> DO THIS:
Copy every line of the material below character for character, and omit the pictures.

> Raw records:
>>>
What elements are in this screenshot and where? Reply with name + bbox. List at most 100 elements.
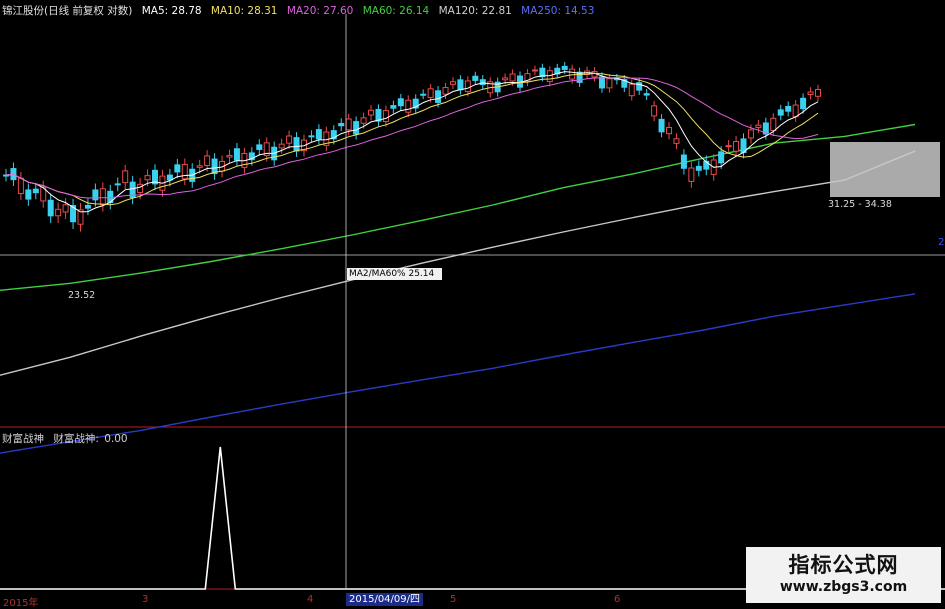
candle-body-28 — [211, 158, 218, 175]
ma120-label: MA120: 22.81 — [438, 5, 512, 17]
candle-body-87 — [651, 105, 658, 117]
candle-body-64 — [479, 79, 486, 86]
indicator-name: 财富战神 — [2, 433, 44, 445]
x-label-1: 3 — [142, 594, 149, 605]
candle-body-12 — [92, 189, 99, 201]
right-marker: 2 — [938, 237, 945, 248]
highlight-box — [830, 142, 940, 197]
candle-body-8 — [62, 204, 69, 213]
short-ma-line-0 — [5, 71, 819, 213]
candle-body-37 — [278, 143, 285, 149]
candle-body-67 — [502, 77, 509, 81]
candle-body-34 — [256, 144, 263, 150]
candle-body-104 — [777, 109, 784, 116]
low-price-label: 23.52 — [68, 290, 96, 301]
candle-body-19 — [144, 175, 151, 181]
candle-body-105 — [785, 105, 792, 112]
stock-title: 锦江股份(日线 前复权 对数) — [2, 5, 133, 17]
candle-body-51 — [382, 110, 389, 122]
candle-body-96 — [718, 151, 725, 164]
x-label-0: 2015年 — [3, 598, 39, 609]
candle-body-75 — [561, 65, 568, 70]
candle-body-91 — [680, 154, 687, 169]
x-label-2: 4 — [307, 594, 314, 605]
candle-body-63 — [472, 75, 479, 81]
candle-body-6 — [47, 199, 54, 217]
candle-body-56 — [420, 93, 427, 96]
candle-body-53 — [397, 98, 404, 107]
candle-body-2 — [17, 177, 24, 195]
candle-body-100 — [747, 129, 754, 139]
indicator-label: 财富战神: — [53, 433, 99, 445]
candle-body-4 — [32, 188, 39, 194]
candle-body-13 — [99, 188, 106, 206]
ma250-label: MA250: 14.53 — [521, 5, 595, 17]
candle-body-46 — [345, 118, 352, 131]
candle-body-62 — [464, 80, 471, 93]
candle-body-30 — [226, 154, 233, 158]
candle-body-7 — [55, 208, 62, 217]
candle-body-81 — [606, 78, 613, 89]
ma20-label: MA20: 27.60 — [286, 5, 354, 17]
indicator-header: 财富战神 财富战神: 0.00 — [2, 431, 134, 446]
candle-body-103 — [770, 117, 777, 131]
candle-body-52 — [390, 105, 397, 109]
candle-body-26 — [196, 165, 203, 168]
candle-body-23 — [174, 164, 181, 173]
candle-body-101 — [755, 124, 762, 128]
stock-chart[interactable] — [0, 0, 945, 609]
candle-body-92 — [688, 167, 695, 182]
cursor-tooltip: MA2/MA60% 25.14 — [347, 268, 442, 280]
candle-body-18 — [137, 183, 144, 194]
moving-average-lines — [0, 123, 916, 454]
x-label-3: 5 — [450, 594, 457, 605]
candle-body-108 — [807, 91, 814, 95]
ma-line-2 — [0, 293, 916, 454]
range-label: 31.25 - 34.38 — [828, 199, 892, 210]
ma5-label: MA5: 28.78 — [141, 5, 202, 17]
candle-body-24 — [181, 163, 188, 180]
candle-body-39 — [293, 137, 300, 152]
candle-body-47 — [353, 121, 360, 135]
watermark-title: 指标公式网 — [788, 553, 899, 577]
candle-body-90 — [673, 138, 680, 144]
candle-body-49 — [368, 109, 375, 116]
candle-body-15 — [114, 183, 121, 186]
candle-body-109 — [815, 88, 821, 97]
candle-body-3 — [25, 189, 32, 200]
short-ma-line-1 — [5, 72, 819, 206]
ma60-label: MA60: 26.14 — [362, 5, 430, 17]
candle-body-57 — [427, 88, 434, 98]
candle-body-42 — [315, 129, 322, 140]
candle-body-88 — [658, 118, 665, 133]
candle-body-61 — [457, 79, 464, 91]
candle-body-93 — [695, 165, 702, 171]
candle-body-71 — [531, 69, 538, 72]
candle-body-60 — [449, 81, 456, 85]
candle-body-58 — [435, 90, 442, 103]
candle-body-11 — [84, 204, 91, 209]
candle-body-80 — [598, 76, 605, 89]
candle-body-16 — [122, 170, 129, 184]
candle-body-73 — [546, 70, 553, 83]
candle-body-38 — [286, 135, 293, 144]
cursor-date: 2015/04/09/四 — [346, 593, 424, 606]
candlesticks — [3, 61, 821, 232]
candle-body-107 — [800, 97, 807, 110]
ma10-label: MA10: 28.31 — [210, 5, 278, 17]
candle-body-106 — [792, 104, 799, 118]
candle-body-97 — [725, 145, 732, 148]
candle-body-84 — [628, 83, 635, 97]
candle-body-98 — [733, 141, 740, 152]
x-label-4: 6 — [614, 594, 621, 605]
watermark-url: www.zbgs3.com — [779, 579, 908, 595]
candle-body-27 — [204, 155, 211, 166]
candle-body-59 — [442, 87, 449, 95]
candle-body-41 — [308, 135, 315, 138]
candle-body-86 — [643, 93, 650, 96]
candle-body-68 — [509, 73, 516, 82]
candle-body-31 — [233, 148, 240, 161]
indicator-value: 0.00 — [104, 433, 128, 445]
candle-body-45 — [338, 123, 345, 127]
ma-line-0 — [0, 123, 916, 291]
<<<
> OUTPUT OF THE EXERCISE:
What elements are in this screenshot and where? Reply with name + bbox. List at most 100 elements.
candle-body-28 — [211, 158, 218, 175]
ma120-label: MA120: 22.81 — [438, 5, 512, 17]
candle-body-87 — [651, 105, 658, 117]
candle-body-64 — [479, 79, 486, 86]
indicator-name: 财富战神 — [2, 433, 44, 445]
x-label-1: 3 — [142, 594, 149, 605]
candle-body-12 — [92, 189, 99, 201]
right-marker: 2 — [938, 237, 945, 248]
highlight-box — [830, 142, 940, 197]
candle-body-8 — [62, 204, 69, 213]
short-ma-line-0 — [5, 71, 819, 213]
candle-body-37 — [278, 143, 285, 149]
candle-body-67 — [502, 77, 509, 81]
candle-body-34 — [256, 144, 263, 150]
candle-body-104 — [777, 109, 784, 116]
low-price-label: 23.52 — [68, 290, 96, 301]
candle-body-19 — [144, 175, 151, 181]
candle-body-105 — [785, 105, 792, 112]
stock-title: 锦江股份(日线 前复权 对数) — [2, 5, 133, 17]
candle-body-51 — [382, 110, 389, 122]
candle-body-96 — [718, 151, 725, 164]
x-label-0: 2015年 — [3, 598, 39, 609]
candle-body-75 — [561, 65, 568, 70]
candle-body-91 — [680, 154, 687, 169]
x-label-2: 4 — [307, 594, 314, 605]
candle-body-63 — [472, 75, 479, 81]
candle-body-6 — [47, 199, 54, 217]
candle-body-56 — [420, 93, 427, 96]
candle-body-53 — [397, 98, 404, 107]
candle-body-2 — [17, 177, 24, 195]
candle-body-100 — [747, 129, 754, 139]
indicator-label: 财富战神: — [53, 433, 99, 445]
candle-body-4 — [32, 188, 39, 194]
candle-body-13 — [99, 188, 106, 206]
ma250-label: MA250: 14.53 — [521, 5, 595, 17]
candle-body-46 — [345, 118, 352, 131]
candle-body-62 — [464, 80, 471, 93]
candle-body-30 — [226, 154, 233, 158]
candle-body-7 — [55, 208, 62, 217]
candle-body-81 — [606, 78, 613, 89]
ma20-label: MA20: 27.60 — [286, 5, 354, 17]
indicator-header: 财富战神 财富战神: 0.00 — [2, 431, 134, 446]
candle-body-103 — [770, 117, 777, 131]
candle-body-52 — [390, 105, 397, 109]
candle-body-26 — [196, 165, 203, 168]
candle-body-23 — [174, 164, 181, 173]
candle-body-101 — [755, 124, 762, 128]
stock-chart[interactable] — [0, 0, 945, 609]
candle-body-92 — [688, 167, 695, 182]
cursor-tooltip: MA2/MA60% 25.14 — [347, 268, 442, 280]
candle-body-18 — [137, 183, 144, 194]
moving-average-lines — [0, 123, 916, 454]
x-label-3: 5 — [450, 594, 457, 605]
candle-body-108 — [807, 91, 814, 95]
ma-line-2 — [0, 293, 916, 454]
range-label: 31.25 - 34.38 — [828, 199, 892, 210]
ma5-label: MA5: 28.78 — [141, 5, 202, 17]
candle-body-24 — [181, 163, 188, 180]
candle-body-39 — [293, 137, 300, 152]
candle-body-47 — [353, 121, 360, 135]
watermark-title: 指标公式网 — [788, 553, 899, 577]
candle-body-90 — [673, 138, 680, 144]
candle-body-49 — [368, 109, 375, 116]
candle-body-15 — [114, 183, 121, 186]
candle-body-109 — [815, 88, 821, 97]
candle-body-3 — [25, 189, 32, 200]
short-ma-line-1 — [5, 72, 819, 206]
ma60-label: MA60: 26.14 — [362, 5, 430, 17]
candle-body-57 — [427, 88, 434, 98]
candle-body-42 — [315, 129, 322, 140]
candle-body-88 — [658, 118, 665, 133]
candle-body-61 — [457, 79, 464, 91]
candle-body-93 — [695, 165, 702, 171]
candle-body-71 — [531, 69, 538, 72]
candle-body-60 — [449, 81, 456, 85]
candle-body-58 — [435, 90, 442, 103]
candle-body-11 — [84, 204, 91, 209]
candle-body-80 — [598, 76, 605, 89]
candle-body-16 — [122, 170, 129, 184]
candle-body-73 — [546, 70, 553, 83]
candle-body-38 — [286, 135, 293, 144]
cursor-date: 2015/04/09/四 — [346, 593, 424, 606]
candlesticks — [3, 61, 821, 232]
candle-body-107 — [800, 97, 807, 110]
ma10-label: MA10: 28.31 — [210, 5, 278, 17]
candle-body-106 — [792, 104, 799, 118]
candle-body-97 — [725, 145, 732, 148]
candle-body-84 — [628, 83, 635, 97]
candle-body-98 — [733, 141, 740, 152]
x-label-4: 6 — [614, 594, 621, 605]
watermark-url: www.zbgs3.com — [779, 579, 908, 595]
candle-body-27 — [204, 155, 211, 166]
candle-body-59 — [442, 87, 449, 95]
candle-body-41 — [308, 135, 315, 138]
candle-body-86 — [643, 93, 650, 96]
candle-body-68 — [509, 73, 516, 82]
candle-body-31 — [233, 148, 240, 161]
indicator-value: 0.00 — [104, 433, 128, 445]
candle-body-45 — [338, 123, 345, 127]
ma-line-0 — [0, 123, 916, 291]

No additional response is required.